Set task >> Transcribe, with no changes, the part of the material that opens with the line containing "legend-marker-inner: [564, 421, 567, 424]" and runs through the end of the material.

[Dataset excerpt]
====

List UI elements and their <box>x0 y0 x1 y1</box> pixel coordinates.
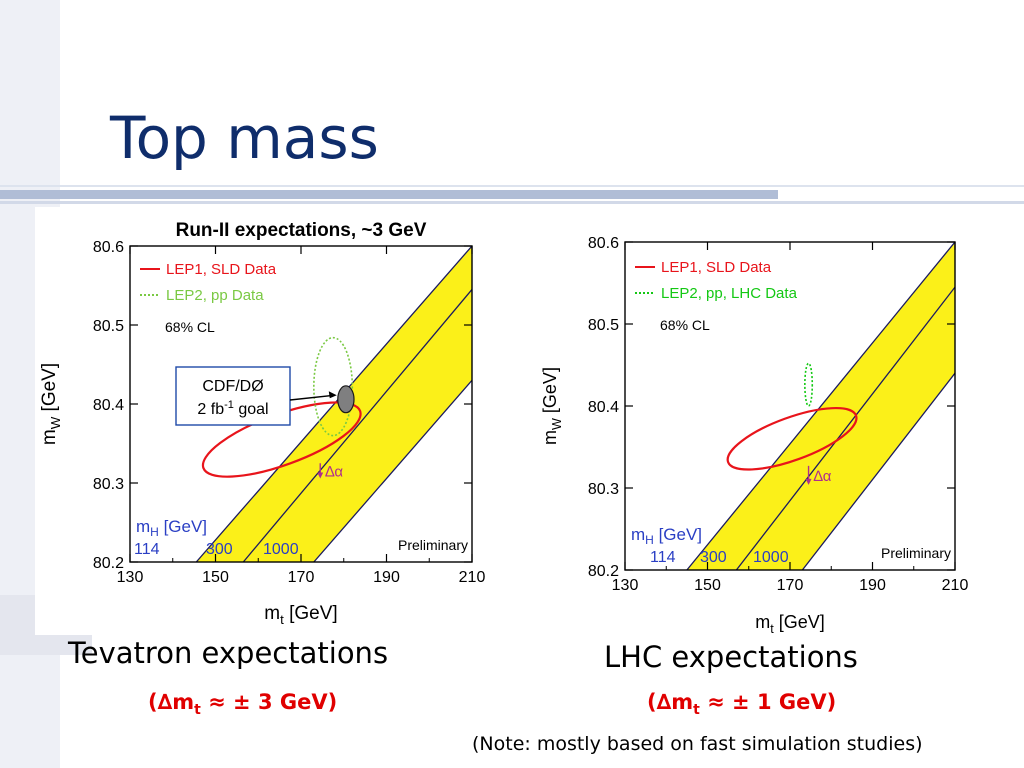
tev-legend-label-1: LEP2, pp Data <box>166 287 264 304</box>
tev-y-axis-label: mW [GeV] <box>39 363 63 445</box>
tev-band-edge-114 <box>195 246 472 562</box>
tev-annotation-arrow-head <box>328 391 337 399</box>
lhc-x-tick-label-210: 210 <box>942 577 969 594</box>
lhc-x-tick-label-190: 190 <box>859 577 886 594</box>
tev-ellipse-2 <box>337 385 355 414</box>
lhc-mh-value-114: 114 <box>650 549 676 566</box>
lhc-legend-label-0: LEP1, SLD Data <box>661 259 772 276</box>
tev-band-edge-1000 <box>313 379 472 562</box>
lhc-band-edge-114 <box>686 242 955 570</box>
tev-x-tick-label-130: 130 <box>117 569 144 586</box>
tev-ellipse-1 <box>313 336 354 437</box>
title-rule-thin-top <box>0 185 1024 187</box>
tev-cl-label: 68% CL <box>165 319 215 335</box>
lhc-caption: LHC expectations <box>604 640 858 674</box>
lhc-x-tick-label-130: 130 <box>612 577 639 594</box>
tev-x-tick-label-210: 210 <box>459 569 486 586</box>
tevatron-precision: (∆mt ≈ ± 3 GeV) <box>148 690 337 718</box>
tev-mh-value-1000: 1000 <box>263 541 299 558</box>
tev-x-axis-label: mt [GeV] <box>264 603 337 627</box>
tevatron-precision-prefix: (∆m <box>148 690 195 714</box>
lhc-y-tick-label-80.2: 80.2 <box>588 563 619 580</box>
lhc-delta-alpha-arrow-head <box>805 478 812 485</box>
lhc-mh-value-1000: 1000 <box>753 549 789 566</box>
tevatron-chart-panel: ∆α 130 150 170 190 210 80.2 80.3 80.4 80.5 80.6 Run… <box>35 207 495 635</box>
tev-y-tick-label-80.4: 80.4 <box>93 397 124 414</box>
slide-title: Top mass <box>110 104 379 172</box>
lhc-precision-prefix: (∆m <box>647 690 694 714</box>
title-rule-thick <box>0 190 778 199</box>
tev-mh-value-114: 114 <box>134 541 160 558</box>
lhc-y-axis-label: mW [GeV] <box>540 367 564 445</box>
lhc-chart-panel: ∆α 130 150 170 190 210 80.2 80.3 80.4 80.5 80.6 mt … <box>537 229 973 642</box>
tev-y-tick-label-80.6: 80.6 <box>93 239 124 256</box>
tev-mh-label: mH [GeV] <box>136 517 207 539</box>
title-rule-thin <box>0 201 1024 204</box>
tev-preliminary-label: Preliminary <box>398 537 468 553</box>
lhc-y-tick-label-80.6: 80.6 <box>588 235 619 252</box>
tev-annotation-line2: 2 fb-1 goal <box>197 399 268 418</box>
tev-x-tick-label-150: 150 <box>202 569 229 586</box>
lhc-band-edge-1000 <box>801 372 955 570</box>
lhc-y-tick-label-80.3: 80.3 <box>588 481 619 498</box>
tevatron-chart: ∆α 130 150 170 190 210 80.2 80.3 80.4 80.5 80.6 Run… <box>39 220 486 627</box>
tevatron-caption: Tevatron expectations <box>68 636 389 670</box>
tev-annotation-arrow-line <box>289 394 334 401</box>
lhc-mh-label: mH [GeV] <box>631 525 702 547</box>
lhc-delta-alpha-label: ∆α <box>814 468 832 485</box>
tev-annotation-line1: CDF/DØ <box>202 378 263 395</box>
lhc-preliminary-label: Preliminary <box>881 545 951 561</box>
footnote: (Note: mostly based on fast simulation s… <box>472 733 923 755</box>
tev-x-tick-label-190: 190 <box>373 569 400 586</box>
tevatron-precision-sub: t <box>194 702 201 719</box>
lhc-y-tick-label-80.4: 80.4 <box>588 399 619 416</box>
tev-y-tick-label-80.5: 80.5 <box>93 318 124 335</box>
tev-chart-title: Run-II expectations, ~3 GeV <box>176 220 427 241</box>
lhc-precision-sub: t <box>693 702 700 719</box>
lhc-mh-value-300: 300 <box>700 549 727 566</box>
tev-band-edge-300 <box>242 289 472 562</box>
lhc-ellipse-0 <box>726 406 858 471</box>
tevatron-precision-suffix: ≈ ± 3 GeV) <box>200 690 338 714</box>
lhc-x-axis-label: mt [GeV] <box>755 612 825 636</box>
lhc-ellipse-1 <box>804 362 814 407</box>
tev-mh-value-300: 300 <box>206 541 233 558</box>
tev-delta-alpha-label: ∆α <box>325 463 343 480</box>
lhc-y-tick-label-80.5: 80.5 <box>588 317 619 334</box>
tev-y-tick-label-80.2: 80.2 <box>93 555 124 572</box>
tev-delta-alpha-arrow-head <box>317 472 324 479</box>
tev-x-tick-label-170: 170 <box>288 569 315 586</box>
lhc-cl-label: 68% CL <box>660 317 710 333</box>
tev-legend-label-0: LEP1, SLD Data <box>166 261 277 278</box>
lhc-x-tick-label-170: 170 <box>777 577 804 594</box>
lhc-plot-area: ∆α <box>686 242 955 570</box>
lhc-legend-label-1: LEP2, pp, LHC Data <box>661 285 798 302</box>
lhc-band-edge-300 <box>735 286 955 570</box>
lhc-precision-suffix: ≈ ± 1 GeV) <box>699 690 837 714</box>
tev-y-tick-label-80.3: 80.3 <box>93 476 124 493</box>
lhc-x-tick-label-150: 150 <box>694 577 721 594</box>
lhc-chart: ∆α 130 150 170 190 210 80.2 80.3 80.4 80.5 80.6 mt … <box>540 235 969 636</box>
lhc-precision: (∆mt ≈ ± 1 GeV) <box>647 690 836 718</box>
tev-annotation-box <box>175 366 291 426</box>
tev-plot-area: ∆α <box>195 246 472 562</box>
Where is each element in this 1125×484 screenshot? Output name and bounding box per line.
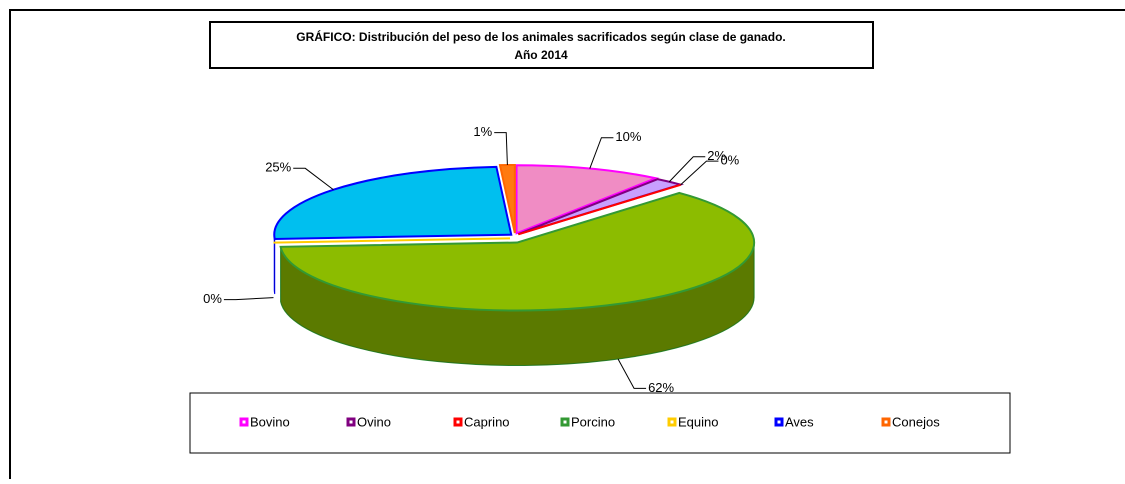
legend-marker-inner: [564, 421, 567, 424]
data-label: 62%: [648, 380, 674, 395]
legend-label: Bovino: [250, 414, 290, 429]
legend-label: Equino: [678, 414, 718, 429]
legend-marker-inner: [243, 421, 246, 424]
legend-marker-inner: [885, 421, 888, 424]
legend-marker-inner: [778, 421, 781, 424]
data-label: 25%: [265, 160, 291, 175]
legend-marker-inner: [350, 421, 353, 424]
legend-marker-inner: [457, 421, 460, 424]
legend-label: Caprino: [464, 414, 510, 429]
chart-subtitle: Año 2014: [514, 48, 568, 62]
legend-marker-inner: [671, 421, 674, 424]
data-label: 1%: [473, 124, 492, 139]
legend-label: Ovino: [357, 414, 391, 429]
legend-label: Aves: [785, 414, 814, 429]
data-label: 0%: [720, 153, 739, 168]
chart-title: GRÁFICO: Distribución del peso de los an…: [296, 29, 785, 44]
data-label: 0%: [203, 291, 222, 306]
legend-label: Porcino: [571, 414, 615, 429]
legend-label: Conejos: [892, 414, 940, 429]
data-label: 10%: [615, 129, 641, 144]
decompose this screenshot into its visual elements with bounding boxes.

====

Task answer >>
legend-marker-inner: [564, 421, 567, 424]
data-label: 62%: [648, 380, 674, 395]
legend-label: Bovino: [250, 414, 290, 429]
legend-label: Equino: [678, 414, 718, 429]
legend-marker-inner: [243, 421, 246, 424]
legend-marker-inner: [885, 421, 888, 424]
legend-marker-inner: [778, 421, 781, 424]
data-label: 25%: [265, 160, 291, 175]
legend-marker-inner: [350, 421, 353, 424]
legend-marker-inner: [457, 421, 460, 424]
legend-label: Caprino: [464, 414, 510, 429]
chart-subtitle: Año 2014: [514, 48, 568, 62]
legend-marker-inner: [671, 421, 674, 424]
data-label: 1%: [473, 124, 492, 139]
legend-label: Ovino: [357, 414, 391, 429]
legend-label: Aves: [785, 414, 814, 429]
data-label: 0%: [720, 153, 739, 168]
chart-title: GRÁFICO: Distribución del peso de los an…: [296, 29, 785, 44]
data-label: 0%: [203, 291, 222, 306]
legend-label: Porcino: [571, 414, 615, 429]
legend-label: Conejos: [892, 414, 940, 429]
data-label: 10%: [615, 129, 641, 144]
decompose this screenshot into its visual elements with bounding boxes.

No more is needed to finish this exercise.